Copy out each line of the data holding "touch".

Collected data
☆ ☆ ☆

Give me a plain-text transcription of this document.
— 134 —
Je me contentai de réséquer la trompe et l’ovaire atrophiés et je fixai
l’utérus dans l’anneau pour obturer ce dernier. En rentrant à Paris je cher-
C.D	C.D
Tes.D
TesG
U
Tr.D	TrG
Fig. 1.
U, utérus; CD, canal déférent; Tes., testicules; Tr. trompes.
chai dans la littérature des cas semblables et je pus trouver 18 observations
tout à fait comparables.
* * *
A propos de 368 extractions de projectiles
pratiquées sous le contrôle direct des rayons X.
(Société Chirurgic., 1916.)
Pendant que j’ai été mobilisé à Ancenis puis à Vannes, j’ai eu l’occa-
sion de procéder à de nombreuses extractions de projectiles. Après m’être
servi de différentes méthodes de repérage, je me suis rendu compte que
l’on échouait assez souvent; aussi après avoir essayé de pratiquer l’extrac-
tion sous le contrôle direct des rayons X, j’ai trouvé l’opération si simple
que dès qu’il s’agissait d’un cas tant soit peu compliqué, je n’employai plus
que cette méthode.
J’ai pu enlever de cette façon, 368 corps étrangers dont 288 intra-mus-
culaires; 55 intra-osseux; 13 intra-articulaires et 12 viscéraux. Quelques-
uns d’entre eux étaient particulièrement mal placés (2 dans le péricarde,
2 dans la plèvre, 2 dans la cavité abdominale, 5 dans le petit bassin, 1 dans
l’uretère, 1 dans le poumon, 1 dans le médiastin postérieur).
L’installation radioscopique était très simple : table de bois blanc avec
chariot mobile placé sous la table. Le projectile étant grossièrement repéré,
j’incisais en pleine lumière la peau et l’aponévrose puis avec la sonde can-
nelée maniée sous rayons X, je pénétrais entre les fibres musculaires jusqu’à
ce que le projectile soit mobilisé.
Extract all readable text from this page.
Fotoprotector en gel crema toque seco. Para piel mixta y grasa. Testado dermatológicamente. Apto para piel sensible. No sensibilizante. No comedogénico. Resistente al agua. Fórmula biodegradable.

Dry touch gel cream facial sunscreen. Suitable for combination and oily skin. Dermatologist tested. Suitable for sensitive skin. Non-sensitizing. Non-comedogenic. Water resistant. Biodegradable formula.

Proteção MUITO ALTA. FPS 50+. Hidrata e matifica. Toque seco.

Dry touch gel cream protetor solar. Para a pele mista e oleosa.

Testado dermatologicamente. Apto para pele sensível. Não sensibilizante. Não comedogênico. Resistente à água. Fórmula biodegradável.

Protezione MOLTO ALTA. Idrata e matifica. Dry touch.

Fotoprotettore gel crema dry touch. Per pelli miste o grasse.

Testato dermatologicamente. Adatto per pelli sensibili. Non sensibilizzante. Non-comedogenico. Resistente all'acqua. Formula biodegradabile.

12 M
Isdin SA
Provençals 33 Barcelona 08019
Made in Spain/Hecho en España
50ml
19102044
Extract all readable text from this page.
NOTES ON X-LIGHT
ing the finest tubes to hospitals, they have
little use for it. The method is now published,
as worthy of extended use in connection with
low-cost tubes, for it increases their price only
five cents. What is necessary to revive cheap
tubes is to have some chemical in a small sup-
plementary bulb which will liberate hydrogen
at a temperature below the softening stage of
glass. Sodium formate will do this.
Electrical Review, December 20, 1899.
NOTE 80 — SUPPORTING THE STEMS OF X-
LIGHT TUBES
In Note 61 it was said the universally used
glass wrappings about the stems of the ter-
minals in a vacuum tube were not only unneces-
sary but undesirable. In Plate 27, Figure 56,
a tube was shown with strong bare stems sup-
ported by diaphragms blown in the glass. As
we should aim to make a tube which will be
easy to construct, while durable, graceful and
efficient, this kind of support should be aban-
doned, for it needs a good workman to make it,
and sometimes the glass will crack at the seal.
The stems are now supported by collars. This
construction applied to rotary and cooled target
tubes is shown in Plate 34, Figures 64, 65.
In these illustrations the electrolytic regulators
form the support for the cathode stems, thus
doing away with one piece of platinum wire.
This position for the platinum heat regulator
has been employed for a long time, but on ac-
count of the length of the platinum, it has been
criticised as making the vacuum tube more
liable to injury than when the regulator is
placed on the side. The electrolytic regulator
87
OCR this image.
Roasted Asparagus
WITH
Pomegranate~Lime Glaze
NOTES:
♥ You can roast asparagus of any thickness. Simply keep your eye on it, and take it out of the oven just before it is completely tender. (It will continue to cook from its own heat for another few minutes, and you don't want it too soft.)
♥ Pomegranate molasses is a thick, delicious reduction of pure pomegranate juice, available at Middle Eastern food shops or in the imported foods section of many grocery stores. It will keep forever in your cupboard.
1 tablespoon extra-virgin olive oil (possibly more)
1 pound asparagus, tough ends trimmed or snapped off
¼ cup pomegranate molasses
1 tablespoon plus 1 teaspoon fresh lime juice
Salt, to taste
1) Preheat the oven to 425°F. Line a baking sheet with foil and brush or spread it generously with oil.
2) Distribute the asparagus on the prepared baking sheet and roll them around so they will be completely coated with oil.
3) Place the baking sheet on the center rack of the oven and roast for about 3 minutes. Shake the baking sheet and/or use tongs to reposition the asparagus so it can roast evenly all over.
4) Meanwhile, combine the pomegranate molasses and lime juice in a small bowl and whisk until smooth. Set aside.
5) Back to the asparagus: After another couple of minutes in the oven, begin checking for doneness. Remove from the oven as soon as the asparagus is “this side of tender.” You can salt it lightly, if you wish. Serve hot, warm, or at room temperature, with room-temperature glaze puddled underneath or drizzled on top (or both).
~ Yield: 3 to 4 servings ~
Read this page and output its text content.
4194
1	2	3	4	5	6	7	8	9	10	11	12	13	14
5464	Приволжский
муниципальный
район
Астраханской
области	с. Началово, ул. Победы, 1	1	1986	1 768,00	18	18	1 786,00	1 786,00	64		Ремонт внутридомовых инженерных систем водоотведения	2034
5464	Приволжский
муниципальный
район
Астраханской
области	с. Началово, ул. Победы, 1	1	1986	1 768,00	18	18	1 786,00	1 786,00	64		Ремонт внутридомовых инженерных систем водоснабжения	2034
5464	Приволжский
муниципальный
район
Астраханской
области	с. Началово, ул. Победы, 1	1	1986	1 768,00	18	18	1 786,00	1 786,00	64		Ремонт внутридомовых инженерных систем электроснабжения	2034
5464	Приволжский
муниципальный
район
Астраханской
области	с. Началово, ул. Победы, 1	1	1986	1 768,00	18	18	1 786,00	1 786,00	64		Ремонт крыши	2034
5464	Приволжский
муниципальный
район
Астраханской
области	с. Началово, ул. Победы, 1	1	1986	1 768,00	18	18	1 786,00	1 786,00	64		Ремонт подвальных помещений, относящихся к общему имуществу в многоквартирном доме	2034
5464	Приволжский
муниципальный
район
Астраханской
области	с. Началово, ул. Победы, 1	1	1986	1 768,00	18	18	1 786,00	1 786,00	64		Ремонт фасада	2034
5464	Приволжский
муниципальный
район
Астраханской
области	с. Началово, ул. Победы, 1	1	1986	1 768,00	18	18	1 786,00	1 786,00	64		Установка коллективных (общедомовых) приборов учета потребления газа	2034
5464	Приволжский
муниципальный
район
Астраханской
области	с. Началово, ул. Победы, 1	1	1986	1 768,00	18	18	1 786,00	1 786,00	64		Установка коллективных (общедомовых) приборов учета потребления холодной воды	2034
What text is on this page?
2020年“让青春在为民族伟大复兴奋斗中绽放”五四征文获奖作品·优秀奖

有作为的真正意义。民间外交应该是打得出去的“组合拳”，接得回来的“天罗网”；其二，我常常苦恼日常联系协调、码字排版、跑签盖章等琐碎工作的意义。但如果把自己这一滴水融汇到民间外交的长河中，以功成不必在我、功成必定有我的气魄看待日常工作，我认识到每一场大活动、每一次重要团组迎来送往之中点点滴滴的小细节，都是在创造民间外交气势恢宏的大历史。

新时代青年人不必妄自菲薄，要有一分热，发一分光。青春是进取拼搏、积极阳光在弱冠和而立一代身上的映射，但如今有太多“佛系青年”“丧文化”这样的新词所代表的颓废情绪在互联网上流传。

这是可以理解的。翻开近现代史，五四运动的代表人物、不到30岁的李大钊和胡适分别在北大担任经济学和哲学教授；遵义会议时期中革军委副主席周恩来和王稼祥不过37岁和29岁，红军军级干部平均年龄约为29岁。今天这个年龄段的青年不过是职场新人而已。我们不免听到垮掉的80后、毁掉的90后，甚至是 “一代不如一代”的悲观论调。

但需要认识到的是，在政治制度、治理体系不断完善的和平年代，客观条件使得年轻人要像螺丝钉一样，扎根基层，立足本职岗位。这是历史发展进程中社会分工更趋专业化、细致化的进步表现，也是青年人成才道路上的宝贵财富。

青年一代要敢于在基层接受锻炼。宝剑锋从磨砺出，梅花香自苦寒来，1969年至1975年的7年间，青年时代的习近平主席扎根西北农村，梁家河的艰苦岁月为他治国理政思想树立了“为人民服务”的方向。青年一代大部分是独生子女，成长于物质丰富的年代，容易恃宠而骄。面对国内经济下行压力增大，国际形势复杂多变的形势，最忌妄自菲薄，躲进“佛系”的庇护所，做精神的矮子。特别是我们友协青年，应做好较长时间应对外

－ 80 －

☆ ☆ ☆

--- RESULT BELOW ---
Dry touch gel cream facial sunscreen. Suitable for combination and oily skin. Dermatologist tested. Suitable for sensitive skin. Non-sensitizing. Non-comedogenic. Water resistant. Biodegradable formula.
Dry touch gel cream protetor solar. Para a pele mista e oleosa.
Protezione MOLTO ALTA. Idrata e matifica. Dry touch.
Fotoprotettore gel crema dry touch. Per pelli miste o grasse.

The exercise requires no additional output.